Can you copy out the data exactly? Leave the images out.

start Source records

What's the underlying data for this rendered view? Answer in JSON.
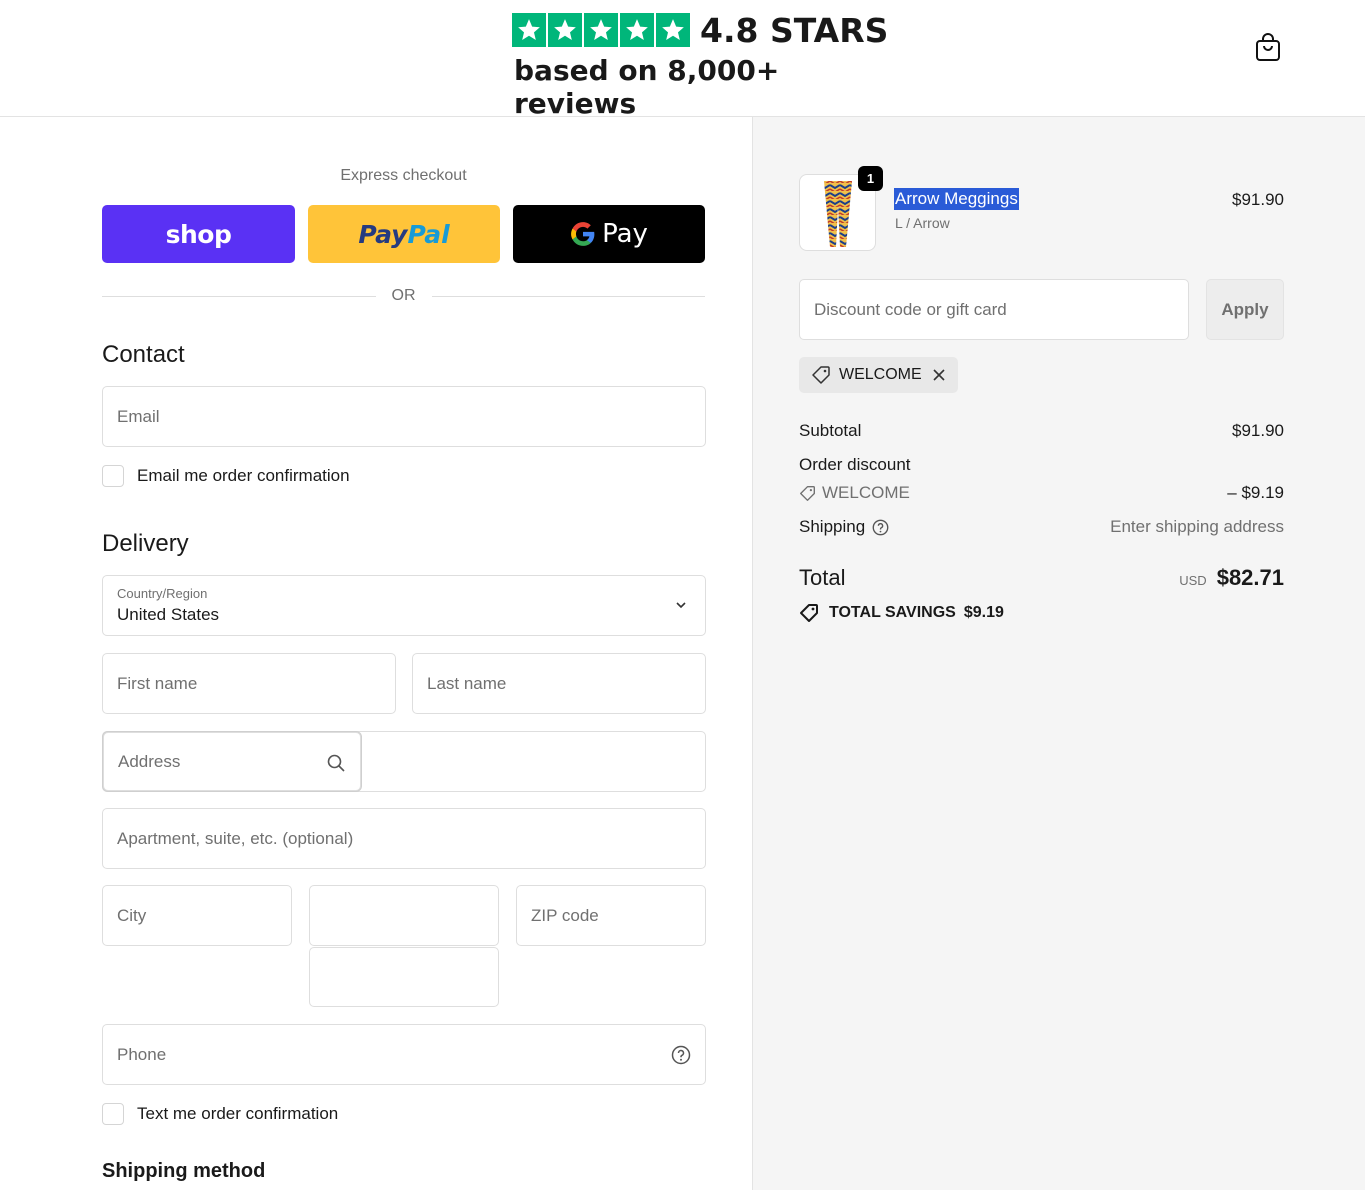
{
  "header": {
    "rating_text": "4.8 STARS",
    "reviews_text": "based on 8,000+ reviews",
    "star_count": 5,
    "star_color": "#00b67a",
    "cart_icon": "shopping-bag-icon"
  },
  "express": {
    "label": "Express checkout",
    "shop_label": "shop",
    "paypal_part1": "Pay",
    "paypal_part2": "Pal",
    "gpay_g": "G",
    "gpay_label": "Pay",
    "or_label": "OR"
  },
  "contact": {
    "title": "Contact",
    "email_placeholder": "Email",
    "email_optin": "Email me order confirmation"
  },
  "delivery": {
    "title": "Delivery",
    "country_label": "Country/Region",
    "country_value": "United States",
    "first_name_placeholder": "First name",
    "last_name_placeholder": "Last name",
    "address_placeholder": "Address",
    "apartment_placeholder": "Apartment, suite, etc. (optional)",
    "city_placeholder": "City",
    "zip_placeholder": "ZIP code",
    "phone_placeholder": "Phone",
    "sms_optin": "Text me order confirmation"
  },
  "shipping_method": {
    "title": "Shipping method"
  },
  "order": {
    "item": {
      "quantity": "1",
      "name": "Arrow Meggings",
      "variant": "L / Arrow",
      "price": "$91.90"
    },
    "discount_placeholder": "Discount code or gift card",
    "apply_label": "Apply",
    "applied_code": "WELCOME",
    "subtotal_label": "Subtotal",
    "subtotal_value": "$91.90",
    "order_discount_label": "Order discount",
    "discount_code": "WELCOME",
    "discount_value": "– $9.19",
    "shipping_label": "Shipping",
    "shipping_value": "Enter shipping address",
    "total_label": "Total",
    "currency": "USD",
    "total_value": "$82.71",
    "savings_label": "TOTAL SAVINGS",
    "savings_value": "$9.19"
  },
  "colors": {
    "shop_purple": "#5a31f4",
    "paypal_yellow": "#ffc439",
    "gpay_black": "#000000",
    "selection_blue": "#2a5bd7"
  }
}
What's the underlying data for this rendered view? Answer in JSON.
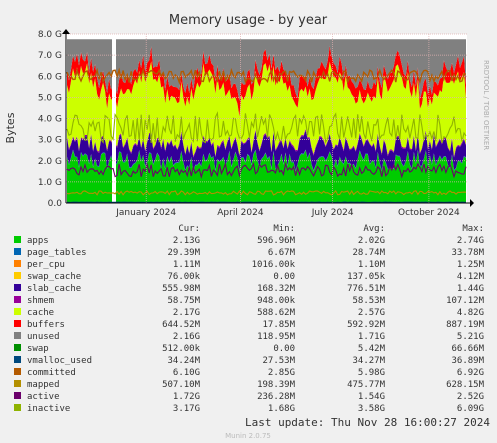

end Source records

- [Response below]
What's the underlying data for this rendered view? Answer in JSON.
{
  "header": {
    "rating_text": "4.8 STARS",
    "reviews_text": "based on 8,000+ reviews",
    "star_count": 5,
    "star_color": "#00b67a",
    "cart_icon": "shopping-bag-icon"
  },
  "express": {
    "label": "Express checkout",
    "shop_label": "shop",
    "paypal_part1": "Pay",
    "paypal_part2": "Pal",
    "gpay_g": "G",
    "gpay_label": "Pay",
    "or_label": "OR"
  },
  "contact": {
    "title": "Contact",
    "email_placeholder": "Email",
    "email_optin": "Email me order confirmation"
  },
  "delivery": {
    "title": "Delivery",
    "country_label": "Country/Region",
    "country_value": "United States",
    "first_name_placeholder": "First name",
    "last_name_placeholder": "Last name",
    "address_placeholder": "Address",
    "apartment_placeholder": "Apartment, suite, etc. (optional)",
    "city_placeholder": "City",
    "zip_placeholder": "ZIP code",
    "phone_placeholder": "Phone",
    "sms_optin": "Text me order confirmation"
  },
  "shipping_method": {
    "title": "Shipping method"
  },
  "order": {
    "item": {
      "quantity": "1",
      "name": "Arrow Meggings",
      "variant": "L / Arrow",
      "price": "$91.90"
    },
    "discount_placeholder": "Discount code or gift card",
    "apply_label": "Apply",
    "applied_code": "WELCOME",
    "subtotal_label": "Subtotal",
    "subtotal_value": "$91.90",
    "order_discount_label": "Order discount",
    "discount_code": "WELCOME",
    "discount_value": "– $9.19",
    "shipping_label": "Shipping",
    "shipping_value": "Enter shipping address",
    "total_label": "Total",
    "currency": "USD",
    "total_value": "$82.71",
    "savings_label": "TOTAL SAVINGS",
    "savings_value": "$9.19"
  },
  "colors": {
    "shop_purple": "#5a31f4",
    "paypal_yellow": "#ffc439",
    "gpay_black": "#000000",
    "selection_blue": "#2a5bd7"
  }
}
What's the underlying data for this rendered view? Answer in JSON.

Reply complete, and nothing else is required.